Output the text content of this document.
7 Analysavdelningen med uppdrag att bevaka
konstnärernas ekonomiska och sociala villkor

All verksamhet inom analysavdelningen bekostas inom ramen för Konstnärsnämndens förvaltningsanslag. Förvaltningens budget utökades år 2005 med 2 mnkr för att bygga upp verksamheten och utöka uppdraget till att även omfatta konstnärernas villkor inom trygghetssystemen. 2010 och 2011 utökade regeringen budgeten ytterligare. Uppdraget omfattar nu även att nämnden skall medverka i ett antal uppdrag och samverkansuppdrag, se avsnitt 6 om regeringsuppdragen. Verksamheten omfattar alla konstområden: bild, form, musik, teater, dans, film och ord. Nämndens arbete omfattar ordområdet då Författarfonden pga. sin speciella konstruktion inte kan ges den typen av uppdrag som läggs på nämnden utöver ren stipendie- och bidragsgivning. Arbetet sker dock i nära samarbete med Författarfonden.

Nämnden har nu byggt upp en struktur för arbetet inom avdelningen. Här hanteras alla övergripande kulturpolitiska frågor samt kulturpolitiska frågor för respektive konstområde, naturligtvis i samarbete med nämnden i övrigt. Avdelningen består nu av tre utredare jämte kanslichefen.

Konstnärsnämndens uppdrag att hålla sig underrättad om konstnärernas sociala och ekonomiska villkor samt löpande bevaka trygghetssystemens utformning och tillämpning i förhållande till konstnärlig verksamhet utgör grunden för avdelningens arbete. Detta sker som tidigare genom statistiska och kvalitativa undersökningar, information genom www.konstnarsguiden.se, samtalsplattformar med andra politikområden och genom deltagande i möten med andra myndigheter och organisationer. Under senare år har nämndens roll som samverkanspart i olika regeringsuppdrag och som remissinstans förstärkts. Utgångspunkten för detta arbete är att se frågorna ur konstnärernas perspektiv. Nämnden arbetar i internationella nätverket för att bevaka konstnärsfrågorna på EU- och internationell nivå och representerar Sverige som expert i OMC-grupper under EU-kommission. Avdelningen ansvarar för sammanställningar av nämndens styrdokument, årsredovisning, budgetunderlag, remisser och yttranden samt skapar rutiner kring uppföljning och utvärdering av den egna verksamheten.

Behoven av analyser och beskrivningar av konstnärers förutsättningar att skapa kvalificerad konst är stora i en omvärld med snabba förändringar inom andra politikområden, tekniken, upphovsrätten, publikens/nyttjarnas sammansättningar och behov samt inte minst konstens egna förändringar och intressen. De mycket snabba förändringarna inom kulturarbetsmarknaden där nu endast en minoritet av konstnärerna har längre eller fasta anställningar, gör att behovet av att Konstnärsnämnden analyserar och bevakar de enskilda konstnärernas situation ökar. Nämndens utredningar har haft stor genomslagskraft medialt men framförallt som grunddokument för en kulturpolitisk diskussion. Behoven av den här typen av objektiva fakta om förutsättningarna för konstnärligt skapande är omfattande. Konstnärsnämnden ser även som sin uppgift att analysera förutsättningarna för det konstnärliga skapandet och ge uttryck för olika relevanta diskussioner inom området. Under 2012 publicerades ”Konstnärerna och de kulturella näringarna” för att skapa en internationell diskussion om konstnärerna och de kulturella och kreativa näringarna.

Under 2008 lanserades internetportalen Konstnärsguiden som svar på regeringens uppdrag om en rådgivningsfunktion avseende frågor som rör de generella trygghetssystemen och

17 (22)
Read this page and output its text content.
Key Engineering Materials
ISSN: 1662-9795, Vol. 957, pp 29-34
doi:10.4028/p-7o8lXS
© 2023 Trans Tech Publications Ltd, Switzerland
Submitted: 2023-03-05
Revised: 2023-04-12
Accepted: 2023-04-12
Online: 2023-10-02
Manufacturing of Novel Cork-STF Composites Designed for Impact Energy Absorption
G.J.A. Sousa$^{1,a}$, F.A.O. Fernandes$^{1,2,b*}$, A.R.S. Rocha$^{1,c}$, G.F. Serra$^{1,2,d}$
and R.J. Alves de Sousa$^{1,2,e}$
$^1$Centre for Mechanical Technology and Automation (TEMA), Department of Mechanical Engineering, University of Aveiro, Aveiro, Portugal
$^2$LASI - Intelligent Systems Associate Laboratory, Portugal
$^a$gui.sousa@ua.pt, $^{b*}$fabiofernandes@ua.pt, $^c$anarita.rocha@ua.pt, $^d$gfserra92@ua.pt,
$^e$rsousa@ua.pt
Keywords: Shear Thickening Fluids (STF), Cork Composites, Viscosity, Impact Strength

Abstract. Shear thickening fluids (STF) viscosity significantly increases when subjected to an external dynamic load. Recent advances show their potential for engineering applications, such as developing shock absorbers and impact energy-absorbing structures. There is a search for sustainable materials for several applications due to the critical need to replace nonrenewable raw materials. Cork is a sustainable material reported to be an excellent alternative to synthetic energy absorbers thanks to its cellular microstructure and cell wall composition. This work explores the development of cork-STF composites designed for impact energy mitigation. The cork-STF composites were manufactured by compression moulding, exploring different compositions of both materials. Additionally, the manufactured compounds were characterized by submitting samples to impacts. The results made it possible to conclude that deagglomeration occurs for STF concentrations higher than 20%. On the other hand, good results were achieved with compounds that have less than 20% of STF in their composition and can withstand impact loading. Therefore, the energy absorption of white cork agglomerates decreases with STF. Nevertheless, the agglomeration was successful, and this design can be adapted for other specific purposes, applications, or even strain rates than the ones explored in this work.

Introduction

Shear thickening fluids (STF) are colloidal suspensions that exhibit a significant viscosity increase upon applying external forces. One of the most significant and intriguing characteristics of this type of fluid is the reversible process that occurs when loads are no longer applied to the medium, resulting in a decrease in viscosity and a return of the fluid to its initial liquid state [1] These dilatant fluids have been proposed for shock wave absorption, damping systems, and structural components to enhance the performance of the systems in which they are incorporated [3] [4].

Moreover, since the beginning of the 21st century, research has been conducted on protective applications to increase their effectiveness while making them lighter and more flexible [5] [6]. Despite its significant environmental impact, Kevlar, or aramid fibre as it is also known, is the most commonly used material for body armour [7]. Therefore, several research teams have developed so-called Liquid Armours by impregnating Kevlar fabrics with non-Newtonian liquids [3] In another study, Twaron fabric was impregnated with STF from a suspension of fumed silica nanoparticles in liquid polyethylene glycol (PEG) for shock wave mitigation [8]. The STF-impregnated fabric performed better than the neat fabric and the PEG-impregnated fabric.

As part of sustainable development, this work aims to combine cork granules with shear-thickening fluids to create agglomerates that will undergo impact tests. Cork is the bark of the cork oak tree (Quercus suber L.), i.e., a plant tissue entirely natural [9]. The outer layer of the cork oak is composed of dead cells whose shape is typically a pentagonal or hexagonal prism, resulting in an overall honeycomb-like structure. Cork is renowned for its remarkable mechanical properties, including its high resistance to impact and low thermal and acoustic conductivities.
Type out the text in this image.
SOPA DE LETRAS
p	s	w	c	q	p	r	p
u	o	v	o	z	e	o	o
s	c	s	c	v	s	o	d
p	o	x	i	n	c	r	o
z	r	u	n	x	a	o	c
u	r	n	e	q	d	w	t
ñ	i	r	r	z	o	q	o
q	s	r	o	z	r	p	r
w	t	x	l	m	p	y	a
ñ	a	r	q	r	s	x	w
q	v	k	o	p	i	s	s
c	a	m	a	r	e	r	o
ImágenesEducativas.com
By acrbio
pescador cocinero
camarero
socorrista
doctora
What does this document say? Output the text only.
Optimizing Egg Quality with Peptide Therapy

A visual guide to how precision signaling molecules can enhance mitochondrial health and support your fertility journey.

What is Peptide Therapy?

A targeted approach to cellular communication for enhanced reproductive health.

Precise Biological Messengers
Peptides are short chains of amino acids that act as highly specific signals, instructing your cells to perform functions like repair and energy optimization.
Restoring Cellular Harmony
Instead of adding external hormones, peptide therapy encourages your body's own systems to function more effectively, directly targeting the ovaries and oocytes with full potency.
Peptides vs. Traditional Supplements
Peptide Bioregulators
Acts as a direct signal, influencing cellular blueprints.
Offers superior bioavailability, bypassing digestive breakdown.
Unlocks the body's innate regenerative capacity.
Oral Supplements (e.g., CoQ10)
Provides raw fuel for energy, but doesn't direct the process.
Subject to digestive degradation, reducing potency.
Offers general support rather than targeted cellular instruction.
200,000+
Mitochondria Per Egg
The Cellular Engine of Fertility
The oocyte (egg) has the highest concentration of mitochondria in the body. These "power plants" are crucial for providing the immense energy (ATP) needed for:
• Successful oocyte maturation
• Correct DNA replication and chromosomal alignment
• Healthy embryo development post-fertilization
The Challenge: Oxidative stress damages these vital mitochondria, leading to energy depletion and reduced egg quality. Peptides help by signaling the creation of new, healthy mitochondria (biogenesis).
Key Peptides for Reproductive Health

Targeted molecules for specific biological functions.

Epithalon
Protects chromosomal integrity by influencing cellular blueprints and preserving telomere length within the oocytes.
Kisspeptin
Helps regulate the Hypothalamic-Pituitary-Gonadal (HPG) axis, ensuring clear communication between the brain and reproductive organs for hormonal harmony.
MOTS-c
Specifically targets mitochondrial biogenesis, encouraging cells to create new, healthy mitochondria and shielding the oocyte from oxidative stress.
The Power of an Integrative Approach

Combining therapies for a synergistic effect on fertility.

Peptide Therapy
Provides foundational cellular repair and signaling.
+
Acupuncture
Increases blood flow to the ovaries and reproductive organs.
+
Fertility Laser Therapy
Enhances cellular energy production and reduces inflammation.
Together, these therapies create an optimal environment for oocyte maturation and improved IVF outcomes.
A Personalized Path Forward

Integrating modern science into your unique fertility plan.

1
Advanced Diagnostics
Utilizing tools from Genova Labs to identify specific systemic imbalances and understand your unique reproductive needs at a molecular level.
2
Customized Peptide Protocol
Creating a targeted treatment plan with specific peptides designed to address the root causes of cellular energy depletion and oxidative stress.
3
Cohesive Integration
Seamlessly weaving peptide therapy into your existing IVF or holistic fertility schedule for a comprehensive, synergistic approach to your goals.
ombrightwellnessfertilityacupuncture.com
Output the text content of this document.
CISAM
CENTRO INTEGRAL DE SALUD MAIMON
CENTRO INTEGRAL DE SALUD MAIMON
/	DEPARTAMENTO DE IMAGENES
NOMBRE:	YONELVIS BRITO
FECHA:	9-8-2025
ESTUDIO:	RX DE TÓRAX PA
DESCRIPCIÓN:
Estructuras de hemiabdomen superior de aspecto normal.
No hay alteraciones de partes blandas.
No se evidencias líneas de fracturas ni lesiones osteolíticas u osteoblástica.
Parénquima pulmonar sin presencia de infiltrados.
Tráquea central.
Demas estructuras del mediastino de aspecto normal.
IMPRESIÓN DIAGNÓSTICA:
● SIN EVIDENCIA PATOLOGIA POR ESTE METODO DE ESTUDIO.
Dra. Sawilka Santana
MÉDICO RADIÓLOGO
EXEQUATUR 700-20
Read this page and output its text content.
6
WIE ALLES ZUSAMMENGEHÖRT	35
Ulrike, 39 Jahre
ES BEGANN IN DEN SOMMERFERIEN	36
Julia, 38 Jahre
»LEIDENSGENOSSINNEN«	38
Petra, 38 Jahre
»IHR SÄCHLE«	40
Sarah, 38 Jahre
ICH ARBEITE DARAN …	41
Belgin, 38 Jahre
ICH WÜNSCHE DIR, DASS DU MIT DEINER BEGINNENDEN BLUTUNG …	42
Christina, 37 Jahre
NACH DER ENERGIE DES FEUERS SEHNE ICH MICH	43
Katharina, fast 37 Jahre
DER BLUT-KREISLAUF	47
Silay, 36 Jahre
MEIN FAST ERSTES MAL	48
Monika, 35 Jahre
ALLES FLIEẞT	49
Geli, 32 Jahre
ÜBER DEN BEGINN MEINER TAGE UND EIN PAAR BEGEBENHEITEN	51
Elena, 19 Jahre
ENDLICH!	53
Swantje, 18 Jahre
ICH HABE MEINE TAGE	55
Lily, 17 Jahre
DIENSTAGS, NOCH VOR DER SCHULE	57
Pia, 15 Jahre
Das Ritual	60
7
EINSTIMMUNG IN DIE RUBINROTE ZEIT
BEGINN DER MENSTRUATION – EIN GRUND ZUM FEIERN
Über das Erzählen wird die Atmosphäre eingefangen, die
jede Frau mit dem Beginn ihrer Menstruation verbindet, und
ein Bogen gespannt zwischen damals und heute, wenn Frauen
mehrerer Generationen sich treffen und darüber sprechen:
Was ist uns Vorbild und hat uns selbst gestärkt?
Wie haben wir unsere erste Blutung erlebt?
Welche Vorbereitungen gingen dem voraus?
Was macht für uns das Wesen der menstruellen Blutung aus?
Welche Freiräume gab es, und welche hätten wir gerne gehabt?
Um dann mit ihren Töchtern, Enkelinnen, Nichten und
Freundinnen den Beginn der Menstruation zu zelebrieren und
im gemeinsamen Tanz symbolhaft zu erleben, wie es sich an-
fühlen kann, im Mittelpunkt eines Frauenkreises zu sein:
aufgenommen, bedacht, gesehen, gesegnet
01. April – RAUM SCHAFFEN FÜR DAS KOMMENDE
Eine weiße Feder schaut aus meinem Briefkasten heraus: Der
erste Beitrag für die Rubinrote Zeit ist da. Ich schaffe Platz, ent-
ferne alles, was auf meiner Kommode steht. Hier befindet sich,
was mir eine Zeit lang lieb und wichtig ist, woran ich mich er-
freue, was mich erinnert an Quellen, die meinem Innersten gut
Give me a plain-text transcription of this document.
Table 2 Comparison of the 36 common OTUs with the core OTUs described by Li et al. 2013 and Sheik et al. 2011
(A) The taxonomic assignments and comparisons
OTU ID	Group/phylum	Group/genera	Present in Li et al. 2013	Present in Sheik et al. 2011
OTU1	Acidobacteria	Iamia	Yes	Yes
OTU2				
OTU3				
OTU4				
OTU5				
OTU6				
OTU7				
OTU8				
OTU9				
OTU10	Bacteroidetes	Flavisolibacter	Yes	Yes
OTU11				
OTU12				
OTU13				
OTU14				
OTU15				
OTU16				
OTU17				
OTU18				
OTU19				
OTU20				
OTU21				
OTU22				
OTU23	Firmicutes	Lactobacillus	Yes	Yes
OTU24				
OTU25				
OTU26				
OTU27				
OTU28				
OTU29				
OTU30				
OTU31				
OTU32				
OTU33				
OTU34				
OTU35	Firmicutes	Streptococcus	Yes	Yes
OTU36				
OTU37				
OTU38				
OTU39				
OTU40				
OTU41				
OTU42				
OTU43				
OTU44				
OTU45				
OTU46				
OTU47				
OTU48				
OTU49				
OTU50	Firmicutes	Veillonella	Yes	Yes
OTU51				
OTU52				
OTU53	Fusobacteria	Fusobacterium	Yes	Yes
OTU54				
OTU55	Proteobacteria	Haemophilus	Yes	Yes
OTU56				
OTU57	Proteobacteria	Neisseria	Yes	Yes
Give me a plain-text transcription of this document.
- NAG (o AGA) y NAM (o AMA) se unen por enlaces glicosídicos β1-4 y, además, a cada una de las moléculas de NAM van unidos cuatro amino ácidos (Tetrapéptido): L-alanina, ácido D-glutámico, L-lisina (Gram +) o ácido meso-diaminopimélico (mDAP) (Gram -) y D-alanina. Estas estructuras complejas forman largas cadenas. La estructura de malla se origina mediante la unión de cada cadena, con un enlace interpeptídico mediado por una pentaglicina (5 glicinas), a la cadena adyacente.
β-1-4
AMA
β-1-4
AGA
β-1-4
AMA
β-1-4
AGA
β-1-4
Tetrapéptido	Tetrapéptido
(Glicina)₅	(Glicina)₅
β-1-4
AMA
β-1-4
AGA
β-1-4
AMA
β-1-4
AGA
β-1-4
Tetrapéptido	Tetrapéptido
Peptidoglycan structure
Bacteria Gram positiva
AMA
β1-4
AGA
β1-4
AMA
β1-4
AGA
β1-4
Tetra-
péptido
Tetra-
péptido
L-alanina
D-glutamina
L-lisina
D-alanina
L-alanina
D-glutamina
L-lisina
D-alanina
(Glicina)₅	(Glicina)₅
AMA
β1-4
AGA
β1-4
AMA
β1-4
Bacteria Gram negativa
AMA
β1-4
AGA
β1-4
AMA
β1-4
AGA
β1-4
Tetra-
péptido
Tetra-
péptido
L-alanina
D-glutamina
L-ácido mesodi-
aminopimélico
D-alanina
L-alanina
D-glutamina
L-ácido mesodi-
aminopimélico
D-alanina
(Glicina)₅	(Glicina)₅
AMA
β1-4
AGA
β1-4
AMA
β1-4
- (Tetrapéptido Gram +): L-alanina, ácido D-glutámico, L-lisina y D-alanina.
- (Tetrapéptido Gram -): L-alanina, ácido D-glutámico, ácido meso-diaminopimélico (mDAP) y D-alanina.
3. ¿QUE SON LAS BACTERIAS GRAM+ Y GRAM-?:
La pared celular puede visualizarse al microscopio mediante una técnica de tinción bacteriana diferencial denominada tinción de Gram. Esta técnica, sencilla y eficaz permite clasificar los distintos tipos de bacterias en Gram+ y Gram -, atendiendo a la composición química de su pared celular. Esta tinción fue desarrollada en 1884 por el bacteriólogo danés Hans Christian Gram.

● WORK REQUIRED
Copy the lines above that hold the word "more".

● ANSWER TO THIS EXERCISE
Moreover, since the beginning of the 21st century, research has been conducted on protective applications to increase their effectiveness while making them lighter and more flexible [5] [6]. Despite its significant environmental impact, Kevlar, or aramid fibre as it is also known, is the most commonly used material for body armour [7]. Therefore, several research teams have developed so-called Liquid Armours by impregnating Kevlar fabrics with non-Newtonian liquids [3] In another study, Twaron fabric was impregnated with STF from a suspension of fumed silica nanoparticles in liquid polyethylene glycol (PEG) for shock wave mitigation [8]. The STF-impregnated fabric performed better than the neat fabric and the PEG-impregnated fabric.
Instead of adding external hormones, peptide therapy encourages your body's own systems to function more effectively, directly targeting the ovaries and oocytes with full potency.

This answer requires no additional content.